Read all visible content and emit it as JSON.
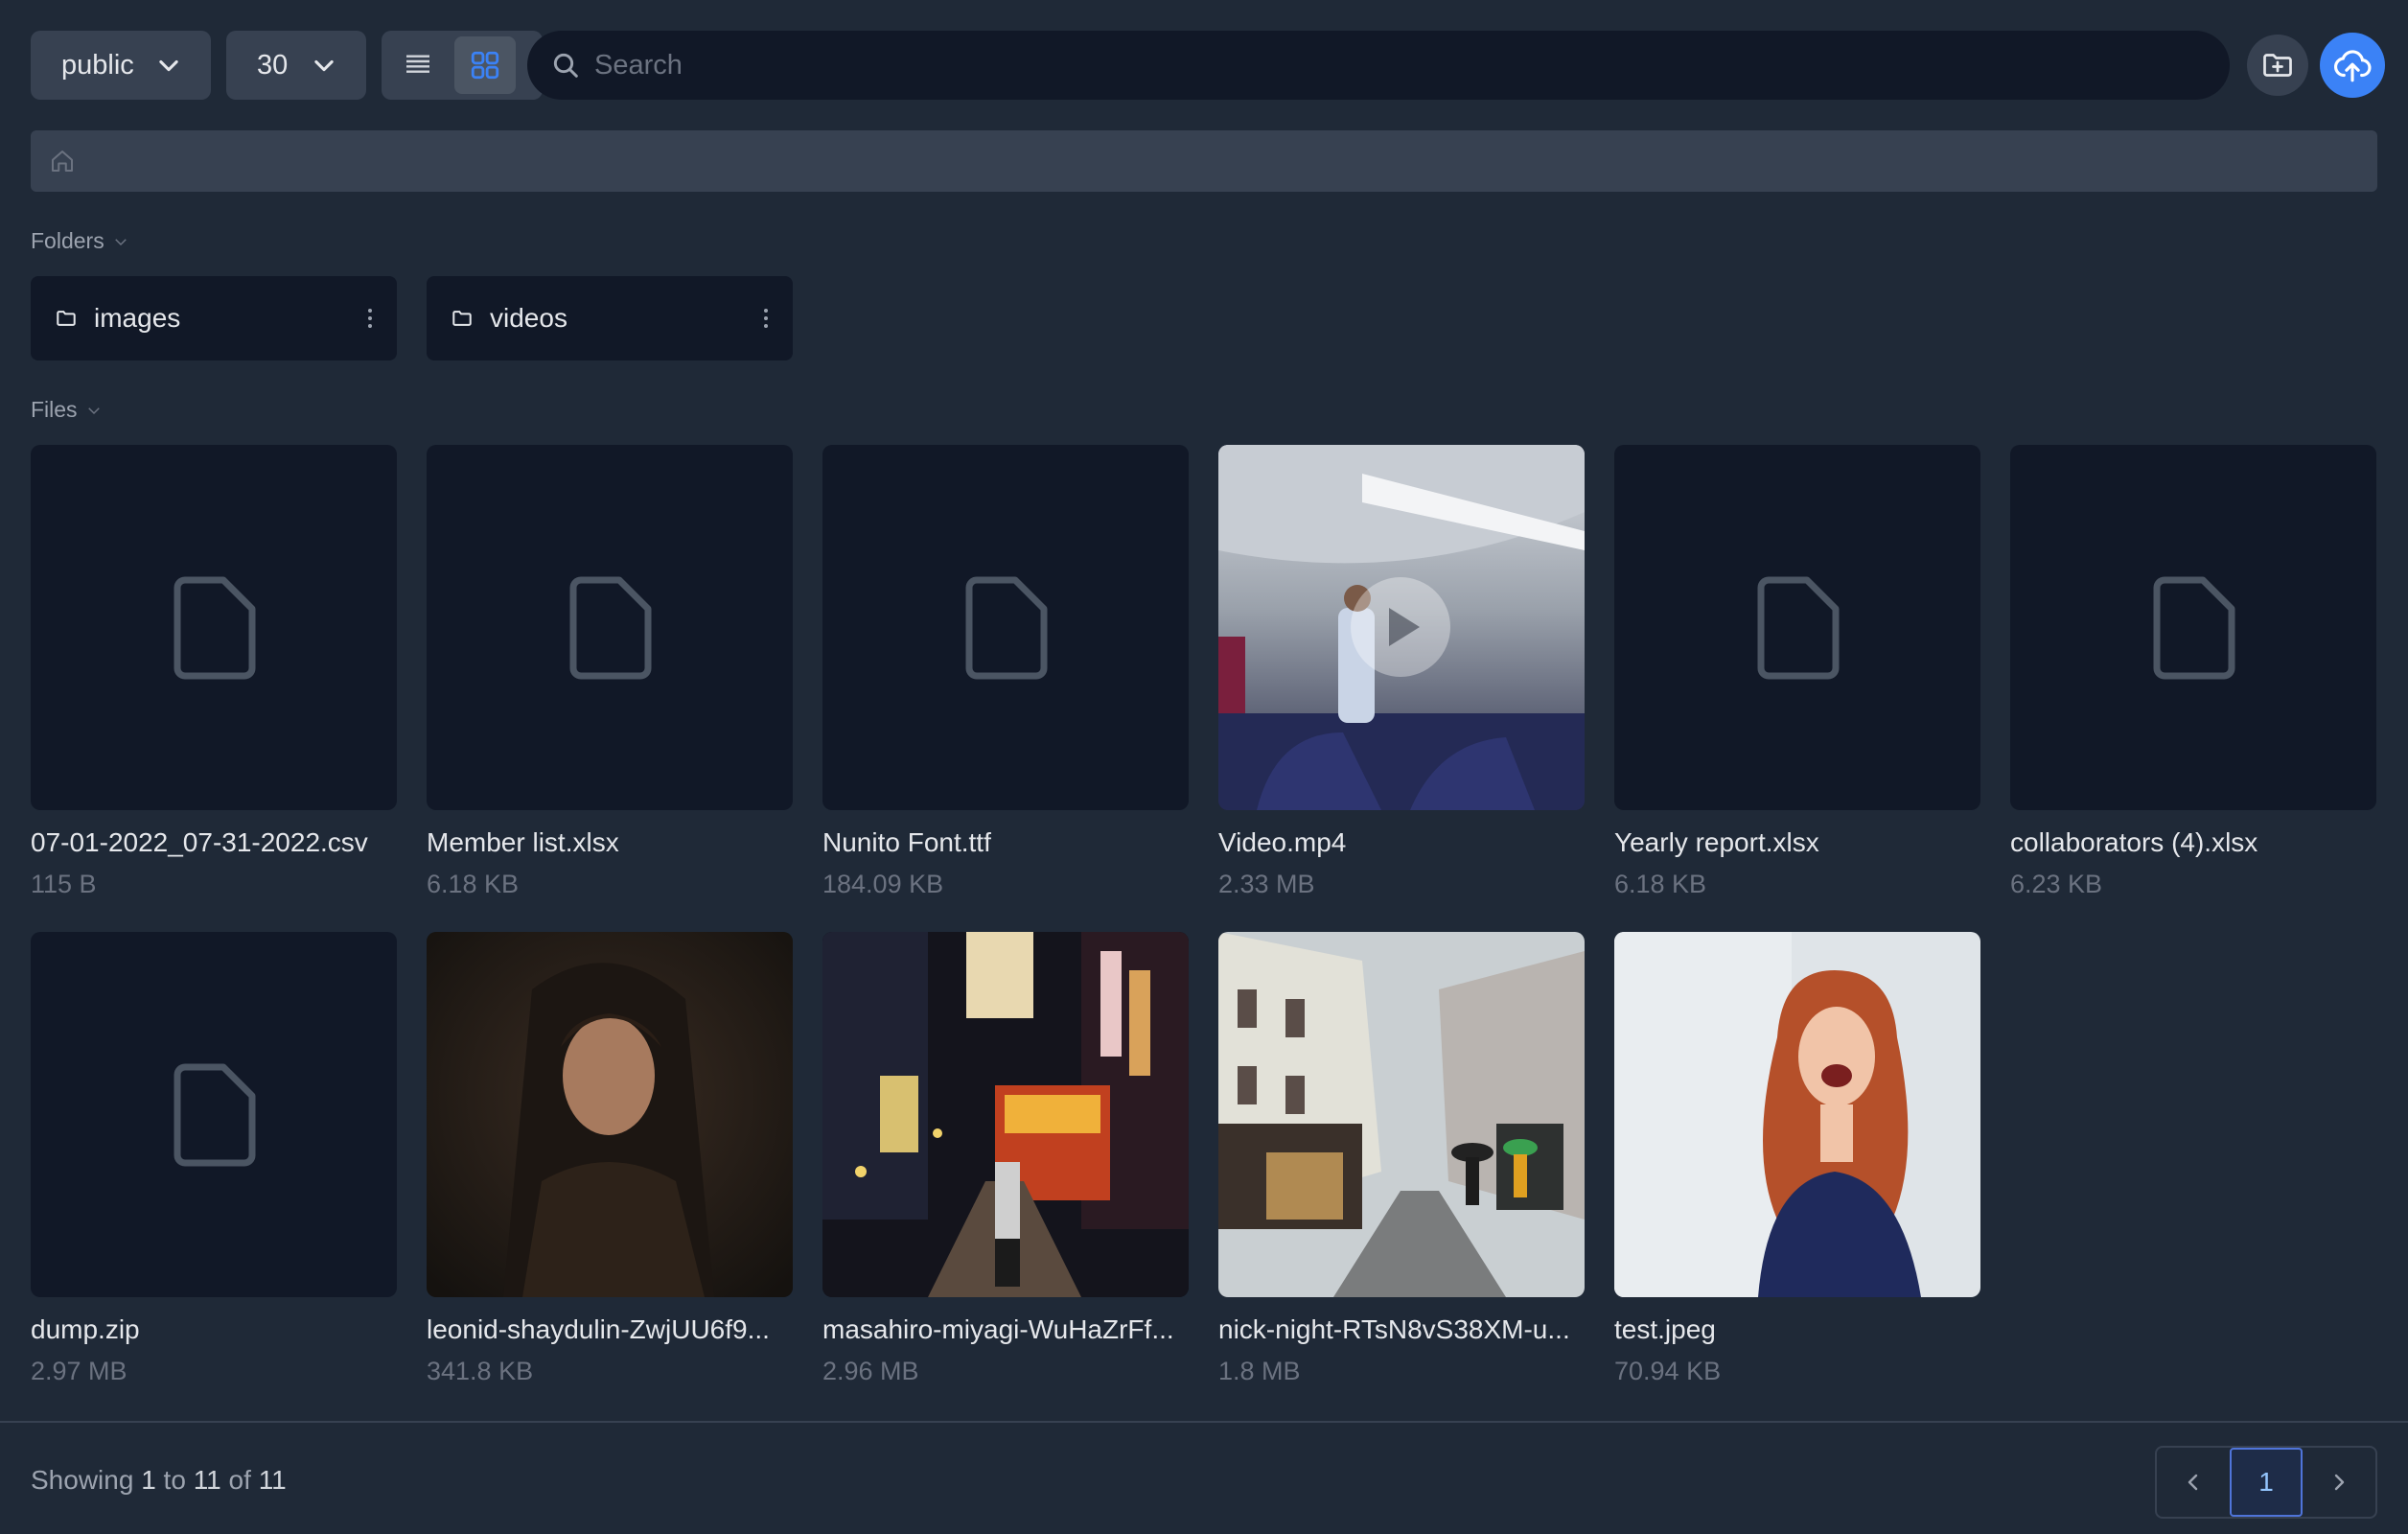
{
  "toolbar": {
    "bucket_select": "public",
    "per_page_select": "30",
    "search_placeholder": "Search"
  },
  "sections": {
    "folders_label": "Folders",
    "files_label": "Files"
  },
  "folders": [
    {
      "name": "images"
    },
    {
      "name": "videos"
    }
  ],
  "files": [
    {
      "name": "07-01-2022_07-31-2022.csv",
      "size": "115 B"
    },
    {
      "name": "Member list.xlsx",
      "size": "6.18 KB"
    },
    {
      "name": "Nunito Font.ttf",
      "size": "184.09 KB"
    },
    {
      "name": "Video.mp4",
      "size": "2.33 MB"
    },
    {
      "name": "Yearly report.xlsx",
      "size": "6.18 KB"
    },
    {
      "name": "collaborators (4).xlsx",
      "size": "6.23 KB"
    },
    {
      "name": "dump.zip",
      "size": "2.97 MB"
    },
    {
      "name": "leonid-shaydulin-ZwjUU6f9...",
      "size": "341.8 KB"
    },
    {
      "name": "masahiro-miyagi-WuHaZrFf...",
      "size": "2.96 MB"
    },
    {
      "name": "nick-night-RTsN8vS38XM-u...",
      "size": "1.8 MB"
    },
    {
      "name": "test.jpeg",
      "size": "70.94 KB"
    }
  ],
  "footer": {
    "showing_prefix": "Showing",
    "from": "1",
    "to_word": "to",
    "to": "11",
    "of_word": "of",
    "total": "11",
    "current_page": "1"
  },
  "colors": {
    "background": "#1f2937",
    "panel": "#374151",
    "card": "#111827",
    "accent": "#3b82f6"
  }
}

→ Instructions for the task
Leaving the pictures aside, transcribe the entire listing exactly.

→ Completed exercise
Read all visible content and emit it as JSON.
{
  "toolbar": {
    "bucket_select": "public",
    "per_page_select": "30",
    "search_placeholder": "Search"
  },
  "sections": {
    "folders_label": "Folders",
    "files_label": "Files"
  },
  "folders": [
    {
      "name": "images"
    },
    {
      "name": "videos"
    }
  ],
  "files": [
    {
      "name": "07-01-2022_07-31-2022.csv",
      "size": "115 B"
    },
    {
      "name": "Member list.xlsx",
      "size": "6.18 KB"
    },
    {
      "name": "Nunito Font.ttf",
      "size": "184.09 KB"
    },
    {
      "name": "Video.mp4",
      "size": "2.33 MB"
    },
    {
      "name": "Yearly report.xlsx",
      "size": "6.18 KB"
    },
    {
      "name": "collaborators (4).xlsx",
      "size": "6.23 KB"
    },
    {
      "name": "dump.zip",
      "size": "2.97 MB"
    },
    {
      "name": "leonid-shaydulin-ZwjUU6f9...",
      "size": "341.8 KB"
    },
    {
      "name": "masahiro-miyagi-WuHaZrFf...",
      "size": "2.96 MB"
    },
    {
      "name": "nick-night-RTsN8vS38XM-u...",
      "size": "1.8 MB"
    },
    {
      "name": "test.jpeg",
      "size": "70.94 KB"
    }
  ],
  "footer": {
    "showing_prefix": "Showing",
    "from": "1",
    "to_word": "to",
    "to": "11",
    "of_word": "of",
    "total": "11",
    "current_page": "1"
  },
  "colors": {
    "background": "#1f2937",
    "panel": "#374151",
    "card": "#111827",
    "accent": "#3b82f6"
  }
}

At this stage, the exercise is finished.